• **EXERCISE AIM**
Give the count of lines in the data that include "монеты", with no other words.

Rows from a dataset
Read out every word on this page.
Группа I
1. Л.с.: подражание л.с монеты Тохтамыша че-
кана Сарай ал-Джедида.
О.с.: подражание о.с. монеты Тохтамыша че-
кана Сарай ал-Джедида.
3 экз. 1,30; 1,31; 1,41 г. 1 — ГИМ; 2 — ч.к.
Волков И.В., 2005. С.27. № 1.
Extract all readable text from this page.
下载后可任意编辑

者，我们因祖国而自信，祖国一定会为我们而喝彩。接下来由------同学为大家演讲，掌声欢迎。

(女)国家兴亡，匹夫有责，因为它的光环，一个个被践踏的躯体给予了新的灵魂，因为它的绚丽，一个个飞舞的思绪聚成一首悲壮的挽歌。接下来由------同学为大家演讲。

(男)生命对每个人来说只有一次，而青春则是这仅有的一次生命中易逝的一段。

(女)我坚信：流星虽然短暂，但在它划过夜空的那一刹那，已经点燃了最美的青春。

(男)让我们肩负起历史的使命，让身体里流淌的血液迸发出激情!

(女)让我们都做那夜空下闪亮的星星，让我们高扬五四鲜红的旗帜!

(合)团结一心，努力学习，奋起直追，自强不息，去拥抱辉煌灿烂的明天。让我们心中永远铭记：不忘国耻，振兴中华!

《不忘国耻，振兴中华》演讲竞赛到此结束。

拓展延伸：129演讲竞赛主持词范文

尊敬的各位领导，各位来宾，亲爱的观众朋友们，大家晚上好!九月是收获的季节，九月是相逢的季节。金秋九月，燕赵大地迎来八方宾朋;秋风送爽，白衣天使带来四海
* * *
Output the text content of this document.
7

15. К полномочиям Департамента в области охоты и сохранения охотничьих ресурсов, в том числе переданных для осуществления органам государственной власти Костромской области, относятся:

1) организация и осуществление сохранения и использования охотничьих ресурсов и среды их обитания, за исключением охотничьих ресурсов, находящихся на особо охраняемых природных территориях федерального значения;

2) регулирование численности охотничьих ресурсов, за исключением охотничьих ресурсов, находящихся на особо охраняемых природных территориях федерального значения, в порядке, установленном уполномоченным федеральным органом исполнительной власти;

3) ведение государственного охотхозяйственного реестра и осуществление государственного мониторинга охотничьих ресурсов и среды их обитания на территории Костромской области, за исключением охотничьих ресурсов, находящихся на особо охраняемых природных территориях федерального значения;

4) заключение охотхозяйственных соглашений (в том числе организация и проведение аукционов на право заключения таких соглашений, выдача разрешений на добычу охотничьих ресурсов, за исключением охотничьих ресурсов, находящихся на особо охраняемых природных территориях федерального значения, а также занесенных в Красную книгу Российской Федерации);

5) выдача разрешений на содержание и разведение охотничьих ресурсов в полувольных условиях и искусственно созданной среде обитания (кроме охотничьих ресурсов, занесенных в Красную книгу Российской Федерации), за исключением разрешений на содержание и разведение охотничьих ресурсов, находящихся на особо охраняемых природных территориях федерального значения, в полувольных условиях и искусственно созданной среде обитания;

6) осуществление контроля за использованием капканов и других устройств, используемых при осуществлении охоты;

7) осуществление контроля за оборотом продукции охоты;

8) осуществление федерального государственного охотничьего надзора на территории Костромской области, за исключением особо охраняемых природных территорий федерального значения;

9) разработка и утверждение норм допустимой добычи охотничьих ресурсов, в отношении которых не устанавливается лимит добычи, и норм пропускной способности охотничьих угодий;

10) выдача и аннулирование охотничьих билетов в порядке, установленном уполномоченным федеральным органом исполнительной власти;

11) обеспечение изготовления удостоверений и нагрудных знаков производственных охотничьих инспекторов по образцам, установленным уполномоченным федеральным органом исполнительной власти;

• **FINISHED TASK**
2